#### Data listing:
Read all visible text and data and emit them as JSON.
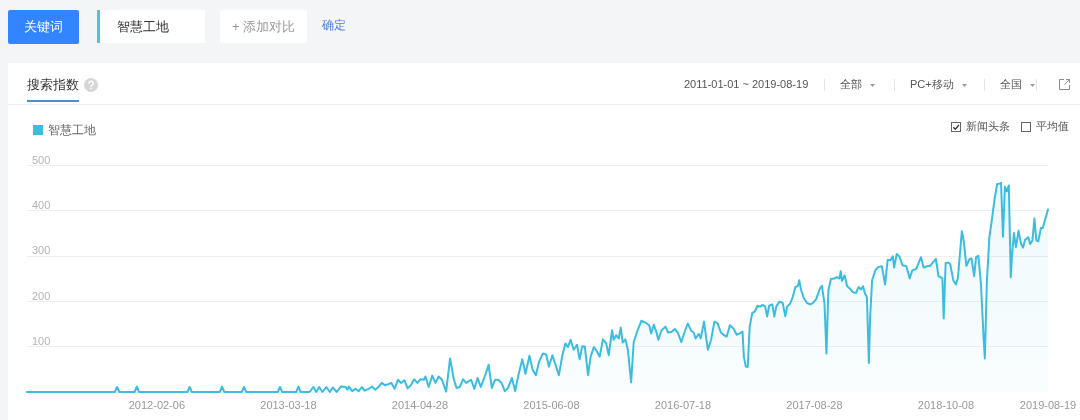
{
  "chart_data": {
    "type": "area",
    "title": "搜索指数",
    "subtitle": "2011-01-01 ~ 2019-08-19",
    "annotations": [
      "关键词",
      "智慧工地",
      "+ 添加对比",
      "确定",
      "全部",
      "PC+移动",
      "全国",
      "新闻头条",
      "平均值"
    ],
    "x": [
      "2011-01-01",
      "2011-09-29",
      "2011-10-06",
      "2011-10-13",
      "2011-11-29",
      "2011-12-06",
      "2011-12-13",
      "2012-05-10",
      "2012-05-17",
      "2012-05-24",
      "2012-08-18",
      "2012-08-25",
      "2012-09-01",
      "2012-10-25",
      "2012-11-01",
      "2012-11-08",
      "2013-02-13",
      "2013-02-20",
      "2013-02-27",
      "2013-04-11",
      "2013-04-18",
      "2013-04-25",
      "2013-05-22",
      "2013-06-03",
      "2013-06-12",
      "2013-06-21",
      "2013-07-01",
      "2013-07-13",
      "2013-07-24",
      "2013-08-02",
      "2013-08-14",
      "2013-08-27",
      "2013-09-11",
      "2013-09-16",
      "2013-09-21",
      "2013-10-01",
      "2013-10-11",
      "2013-10-21",
      "2013-10-31",
      "2013-11-08",
      "2013-11-21",
      "2013-12-01",
      "2013-12-11",
      "2013-12-21",
      "2013-12-31",
      "2014-01-10",
      "2014-01-20",
      "2014-01-30",
      "2014-02-09",
      "2014-02-19",
      "2014-03-01",
      "2014-03-11",
      "2014-03-21",
      "2014-03-31",
      "2014-04-10",
      "2014-04-20",
      "2014-04-30",
      "2014-05-10",
      "2014-05-15",
      "2014-05-25",
      "2014-06-05",
      "2014-06-15",
      "2014-06-25",
      "2014-07-05",
      "2014-07-18",
      "2014-07-30",
      "2014-08-11",
      "2014-08-19",
      "2014-08-29",
      "2014-09-08",
      "2014-09-18",
      "2014-10-03",
      "2014-10-13",
      "2014-10-23",
      "2014-11-02",
      "2014-11-17",
      "2014-11-26",
      "2014-12-06",
      "2014-12-16",
      "2014-12-26",
      "2015-01-05",
      "2015-01-15",
      "2015-01-25",
      "2015-02-06",
      "2015-02-16",
      "2015-02-26",
      "2015-03-10",
      "2015-03-20",
      "2015-04-01",
      "2015-04-11",
      "2015-04-21",
      "2015-05-01",
      "2015-05-13",
      "2015-05-23",
      "2015-05-31",
      "2015-06-11",
      "2015-06-21",
      "2015-07-01",
      "2015-07-11",
      "2015-07-21",
      "2015-07-29",
      "2015-08-06",
      "2015-08-16",
      "2015-08-26",
      "2015-09-03",
      "2015-09-11",
      "2015-09-19",
      "2015-09-29",
      "2015-10-07",
      "2015-10-17",
      "2015-10-25",
      "2015-11-04",
      "2015-11-14",
      "2015-11-24",
      "2015-12-02",
      "2015-12-12",
      "2015-12-17",
      "2015-12-25",
      "2016-01-02",
      "2016-01-08",
      "2016-01-14",
      "2016-01-22",
      "2016-01-30",
      "2016-02-09",
      "2016-02-17",
      "2016-02-29",
      "2016-03-12",
      "2016-03-24",
      "2016-04-05",
      "2016-04-11",
      "2016-04-19",
      "2016-04-27",
      "2016-05-03",
      "2016-05-13",
      "2016-05-25",
      "2016-06-02",
      "2016-06-12",
      "2016-06-23",
      "2016-07-03",
      "2016-07-13",
      "2016-07-25",
      "2016-08-02",
      "2016-08-12",
      "2016-08-20",
      "2016-08-26",
      "2016-09-05",
      "2016-09-11",
      "2016-09-21",
      "2016-10-03",
      "2016-10-13",
      "2016-10-23",
      "2016-11-02",
      "2016-11-12",
      "2016-11-22",
      "2016-11-30",
      "2016-12-10",
      "2016-12-21",
      "2016-12-31",
      "2017-01-10",
      "2017-01-18",
      "2017-01-22",
      "2017-01-28",
      "2017-02-03",
      "2017-02-09",
      "2017-02-17",
      "2017-02-25",
      "2017-03-05",
      "2017-03-13",
      "2017-03-21",
      "2017-03-29",
      "2017-04-04",
      "2017-04-10",
      "2017-04-20",
      "2017-04-26",
      "2017-05-02",
      "2017-05-12",
      "2017-05-22",
      "2017-05-30",
      "2017-06-05",
      "2017-06-14",
      "2017-06-22",
      "2017-06-30",
      "2017-07-08",
      "2017-07-12",
      "2017-07-18",
      "2017-07-26",
      "2017-08-05",
      "2017-08-15",
      "2017-08-23",
      "2017-09-02",
      "2017-09-14",
      "2017-09-20",
      "2017-09-28",
      "2017-10-04",
      "2017-10-10",
      "2017-10-18",
      "2017-10-28",
      "2017-11-05",
      "2017-11-13",
      "2017-11-17",
      "2017-11-21",
      "2017-11-29",
      "2017-12-07",
      "2017-12-15",
      "2017-12-24",
      "2018-01-03",
      "2018-01-11",
      "2018-01-19",
      "2018-01-25",
      "2018-01-31",
      "2018-02-06",
      "2018-02-12",
      "2018-02-16",
      "2018-02-22",
      "2018-03-04",
      "2018-03-12",
      "2018-03-24",
      "2018-04-03",
      "2018-04-11",
      "2018-04-19",
      "2018-04-27",
      "2018-05-01",
      "2018-05-09",
      "2018-05-17",
      "2018-05-27",
      "2018-06-08",
      "2018-06-18",
      "2018-06-26",
      "2018-07-08",
      "2018-07-23",
      "2018-07-31",
      "2018-08-10",
      "2018-08-20",
      "2018-08-28",
      "2018-09-07",
      "2018-09-15",
      "2018-09-21",
      "2018-09-27",
      "2018-10-01",
      "2018-10-07",
      "2018-10-15",
      "2018-10-21",
      "2018-10-31",
      "2018-11-08",
      "2018-11-14",
      "2018-11-26",
      "2018-12-02",
      "2018-12-10",
      "2018-12-20",
      "2018-12-26",
      "2019-01-03",
      "2019-01-09",
      "2019-01-16",
      "2019-01-24",
      "2019-02-01",
      "2019-02-05",
      "2019-02-11",
      "2019-02-19",
      "2019-02-25",
      "2019-03-07",
      "2019-03-15",
      "2019-03-23",
      "2019-03-27",
      "2019-04-02",
      "2019-04-08",
      "2019-04-14",
      "2019-04-20",
      "2019-04-26",
      "2019-04-30",
      "2019-05-06",
      "2019-05-12",
      "2019-05-20",
      "2019-05-28",
      "2019-06-03",
      "2019-06-09",
      "2019-06-19",
      "2019-06-25",
      "2019-07-02",
      "2019-07-08",
      "2019-07-14",
      "2019-07-20",
      "2019-07-28",
      "2019-08-03",
      "2019-08-09",
      "2019-08-19"
    ],
    "series": [
      {
        "name": "智慧工地",
        "color": "#3cbde0",
        "values": [
          0,
          0,
          11,
          0,
          0,
          12,
          0,
          0,
          11,
          0,
          0,
          12,
          0,
          0,
          11,
          0,
          0,
          11,
          0,
          0,
          12,
          0,
          0,
          11,
          0,
          11,
          0,
          11,
          0,
          10,
          0,
          12,
          11,
          5,
          12,
          2,
          7,
          2,
          11,
          3,
          7,
          12,
          5,
          11,
          20,
          15,
          17,
          20,
          7,
          27,
          20,
          26,
          8,
          15,
          28,
          20,
          28,
          27,
          34,
          11,
          36,
          20,
          34,
          27,
          1,
          74,
          27,
          9,
          11,
          28,
          20,
          27,
          7,
          31,
          11,
          40,
          60,
          9,
          27,
          27,
          20,
          2,
          9,
          31,
          2,
          37,
          72,
          40,
          80,
          49,
          37,
          67,
          85,
          82,
          56,
          81,
          59,
          37,
          78,
          107,
          99,
          115,
          93,
          104,
          72,
          101,
          100,
          37,
          78,
          99,
          91,
          78,
          116,
          107,
          81,
          136,
          115,
          125,
          118,
          142,
          109,
          116,
          93,
          21,
          110,
          136,
          157,
          153,
          147,
          129,
          148,
          132,
          115,
          136,
          144,
          131,
          132,
          139,
          129,
          110,
          136,
          151,
          135,
          131,
          118,
          128,
          118,
          155,
          93,
          115,
          155,
          151,
          131,
          125,
          122,
          147,
          140,
          126,
          129,
          133,
          78,
          56,
          55,
          144,
          174,
          177,
          190,
          188,
          192,
          188,
          166,
          190,
          193,
          166,
          188,
          199,
          196,
          167,
          188,
          195,
          209,
          231,
          234,
          246,
          224,
          207,
          196,
          193,
          196,
          204,
          228,
          234,
          195,
          85,
          224,
          249,
          250,
          253,
          250,
          266,
          245,
          257,
          233,
          228,
          220,
          218,
          231,
          226,
          233,
          217,
          209,
          64,
          166,
          246,
          268,
          275,
          277,
          237,
          291,
          290,
          299,
          274,
          304,
          299,
          279,
          277,
          250,
          268,
          271,
          297,
          274,
          277,
          278,
          285,
          293,
          255,
          253,
          250,
          162,
          284,
          285,
          282,
          245,
          237,
          252,
          354,
          332,
          278,
          293,
          294,
          255,
          297,
          300,
          239,
          122,
          74,
          239,
          341,
          370,
          425,
          458,
          459,
          461,
          342,
          452,
          442,
          455,
          253,
          303,
          350,
          319,
          355,
          326,
          318,
          335,
          341,
          326,
          334,
          382,
          334,
          332,
          361,
          361,
          377,
          402
        ]
      }
    ],
    "xlim": [
      "2011-01-01",
      "2019-08-19"
    ],
    "xticks": [
      "2012-02-06",
      "2013-03-18",
      "2014-04-28",
      "2015-06-08",
      "2016-07-18",
      "2017-08-28",
      "2018-10-08",
      "2019-08-19"
    ],
    "ylim": [
      0,
      500
    ],
    "yticks": [
      100,
      200,
      300,
      400,
      500
    ],
    "grid": "y",
    "legend": "top left"
  }
}
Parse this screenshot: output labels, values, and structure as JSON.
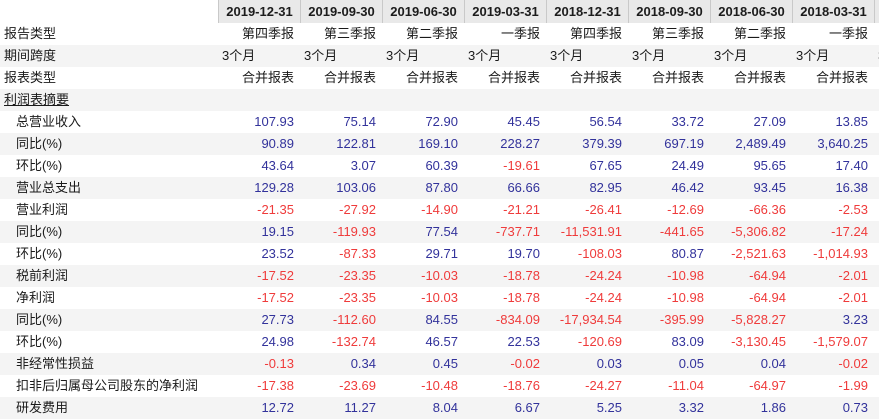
{
  "colors": {
    "positive_value": "#32329b",
    "negative_value": "#ef3b3b",
    "header_bg": "#e9e9e9",
    "stripe_bg": "#f4f4f4",
    "icon_bar_light": "#a6c5e9",
    "icon_bar_mid": "#86afe0",
    "icon_bar_dark": "#5b90d2"
  },
  "table": {
    "date_columns": [
      "2019-12-31",
      "2019-09-30",
      "2019-06-30",
      "2019-03-31",
      "2018-12-31",
      "2018-09-30",
      "2018-06-30",
      "2018-03-31"
    ],
    "meta_rows": [
      {
        "id": "report-type",
        "label": "报告类型",
        "align": "right",
        "values": [
          "第四季报",
          "第三季报",
          "第二季报",
          "一季报",
          "第四季报",
          "第三季报",
          "第二季报",
          "一季报"
        ]
      },
      {
        "id": "period-span",
        "label": "期间跨度",
        "align": "left",
        "values": [
          "3个月",
          "3个月",
          "3个月",
          "3个月",
          "3个月",
          "3个月",
          "3个月",
          "3个月"
        ]
      },
      {
        "id": "statement-type",
        "label": "报表类型",
        "align": "right",
        "values": [
          "合并报表",
          "合并报表",
          "合并报表",
          "合并报表",
          "合并报表",
          "合并报表",
          "合并报表",
          "合并报表"
        ]
      }
    ],
    "section_title": "利润表摘要",
    "data_rows": [
      {
        "label": "总营业收入",
        "values": [
          "107.93",
          "75.14",
          "72.90",
          "45.45",
          "56.54",
          "33.72",
          "27.09",
          "13.85"
        ]
      },
      {
        "label": "同比(%)",
        "values": [
          "90.89",
          "122.81",
          "169.10",
          "228.27",
          "379.39",
          "697.19",
          "2,489.49",
          "3,640.25"
        ]
      },
      {
        "label": "环比(%)",
        "values": [
          "43.64",
          "3.07",
          "60.39",
          "-19.61",
          "67.65",
          "24.49",
          "95.65",
          "17.40"
        ]
      },
      {
        "label": "营业总支出",
        "values": [
          "129.28",
          "103.06",
          "87.80",
          "66.66",
          "82.95",
          "46.42",
          "93.45",
          "16.38"
        ]
      },
      {
        "label": "营业利润",
        "values": [
          "-21.35",
          "-27.92",
          "-14.90",
          "-21.21",
          "-26.41",
          "-12.69",
          "-66.36",
          "-2.53"
        ]
      },
      {
        "label": "同比(%)",
        "values": [
          "19.15",
          "-119.93",
          "77.54",
          "-737.71",
          "-11,531.91",
          "-441.65",
          "-5,306.82",
          "-17.24"
        ]
      },
      {
        "label": "环比(%)",
        "values": [
          "23.52",
          "-87.33",
          "29.71",
          "19.70",
          "-108.03",
          "80.87",
          "-2,521.63",
          "-1,014.93"
        ]
      },
      {
        "label": "税前利润",
        "values": [
          "-17.52",
          "-23.35",
          "-10.03",
          "-18.78",
          "-24.24",
          "-10.98",
          "-64.94",
          "-2.01"
        ]
      },
      {
        "label": "净利润",
        "values": [
          "-17.52",
          "-23.35",
          "-10.03",
          "-18.78",
          "-24.24",
          "-10.98",
          "-64.94",
          "-2.01"
        ]
      },
      {
        "label": "同比(%)",
        "values": [
          "27.73",
          "-112.60",
          "84.55",
          "-834.09",
          "-17,934.54",
          "-395.99",
          "-5,828.27",
          "3.23"
        ]
      },
      {
        "label": "环比(%)",
        "values": [
          "24.98",
          "-132.74",
          "46.57",
          "22.53",
          "-120.69",
          "83.09",
          "-3,130.45",
          "-1,579.07"
        ]
      },
      {
        "label": "非经常性损益",
        "values": [
          "-0.13",
          "0.34",
          "0.45",
          "-0.02",
          "0.03",
          "0.05",
          "0.04",
          "-0.02"
        ]
      },
      {
        "label": "扣非后归属母公司股东的净利润",
        "values": [
          "-17.38",
          "-23.69",
          "-10.48",
          "-18.76",
          "-24.27",
          "-11.04",
          "-64.97",
          "-1.99"
        ]
      },
      {
        "label": "研发费用",
        "values": [
          "12.72",
          "11.27",
          "8.04",
          "6.67",
          "5.25",
          "3.32",
          "1.86",
          "0.73"
        ]
      }
    ],
    "partial_column": {
      "period_span": "3个月"
    },
    "row_icon": "bar-chart-icon"
  }
}
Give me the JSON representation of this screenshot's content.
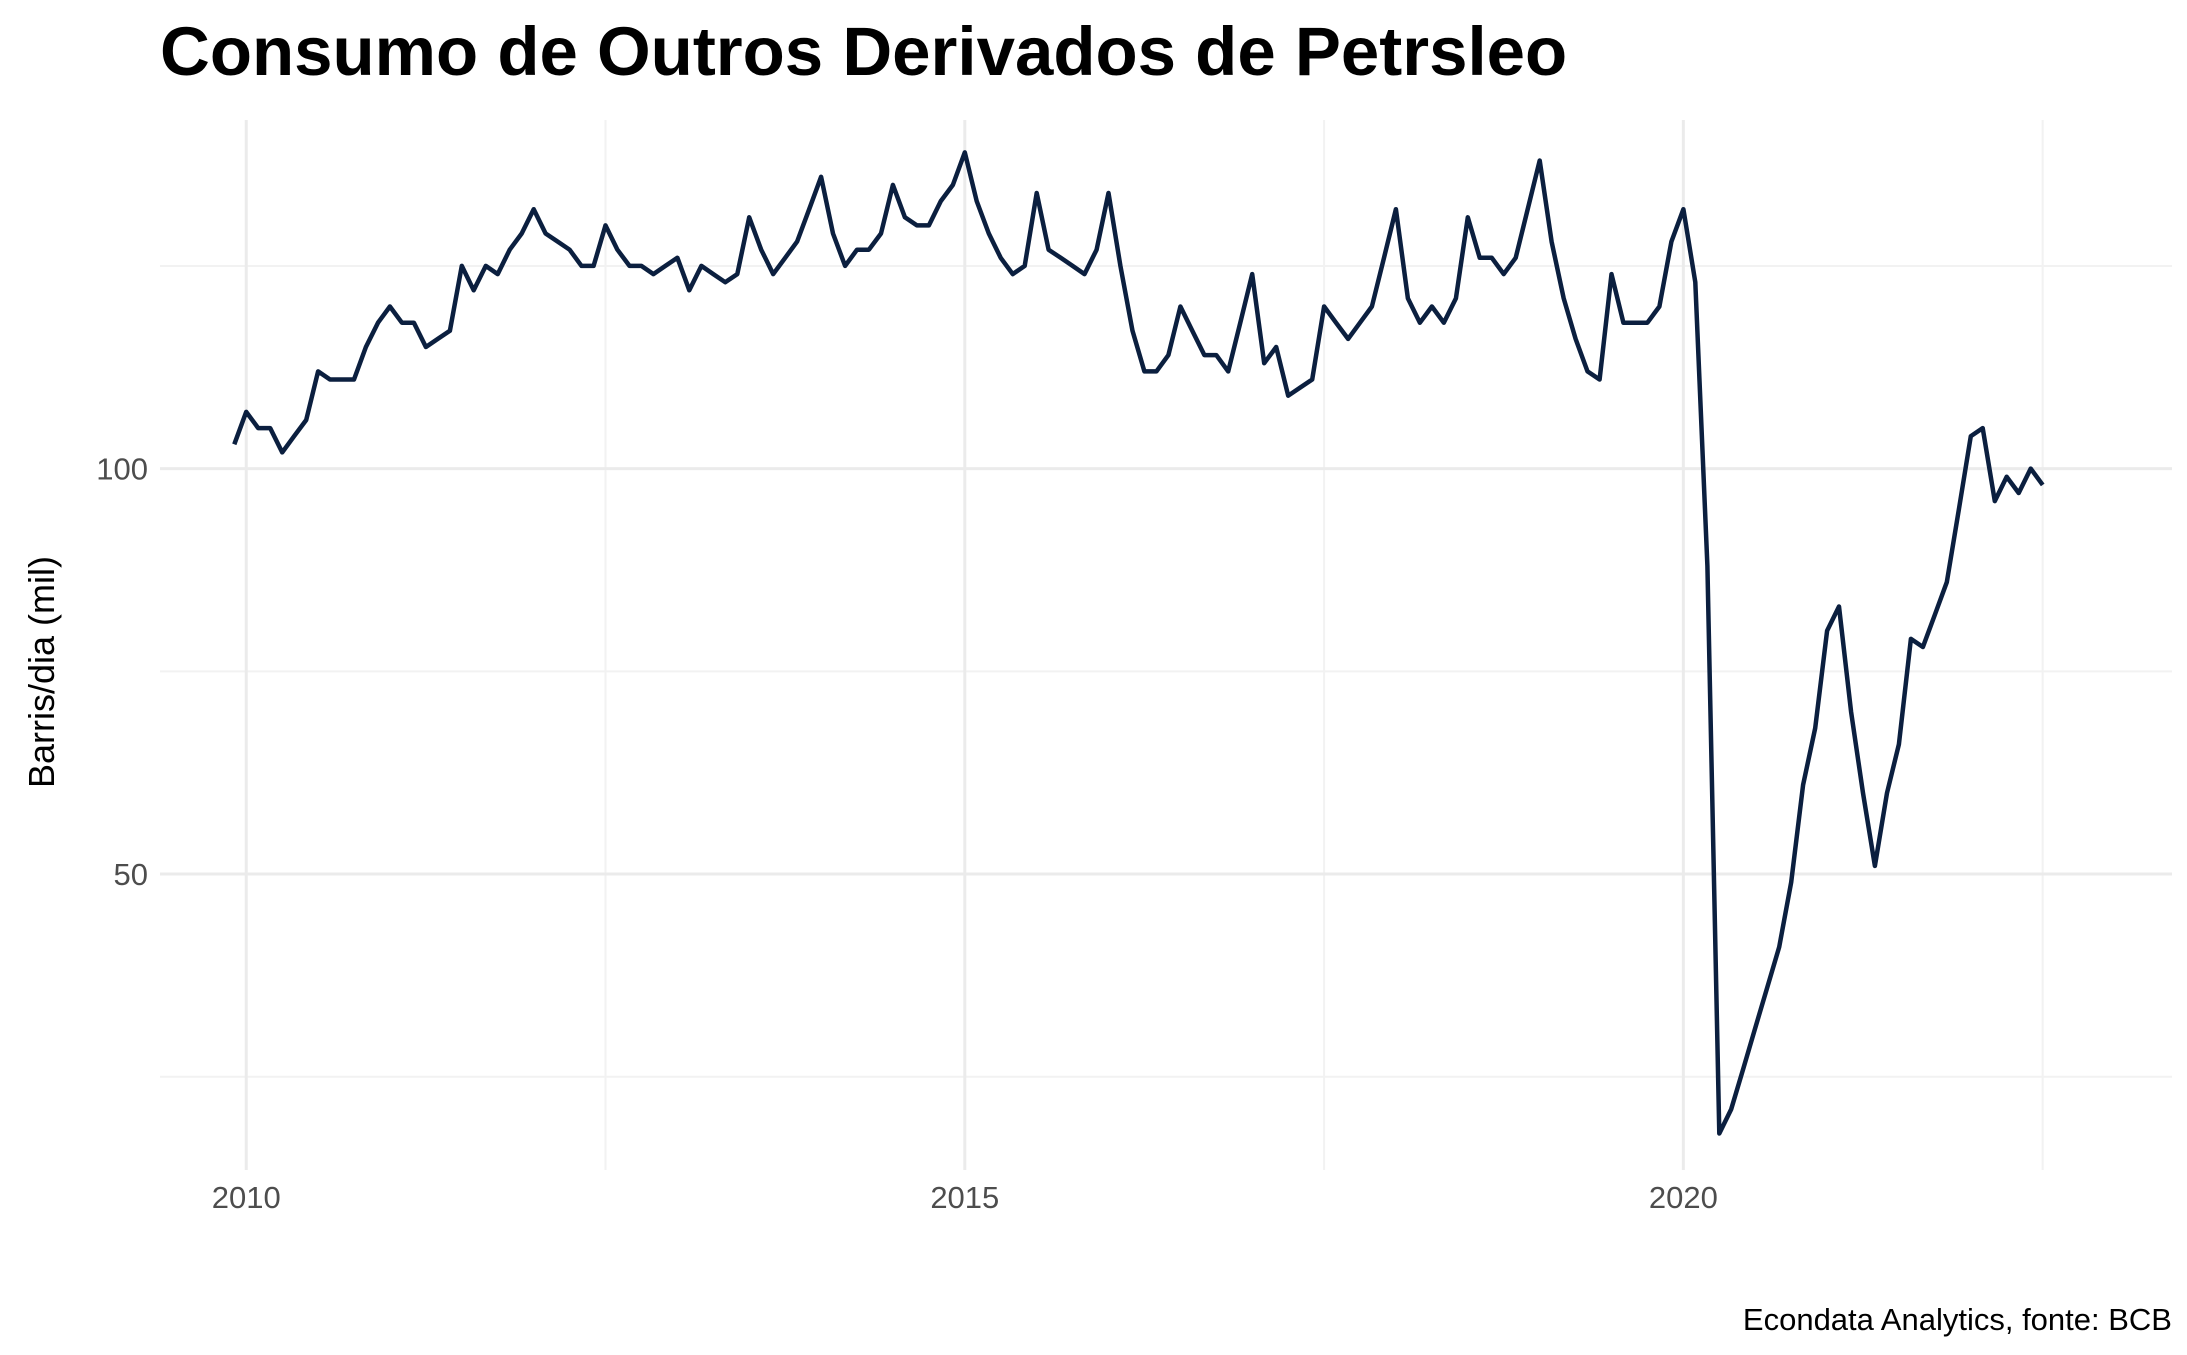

#### To be done:
Copy each line that contains the word "type".

#### Final answer:
    "type": "area",
        "id": "report-type",
        "id": "statement-type",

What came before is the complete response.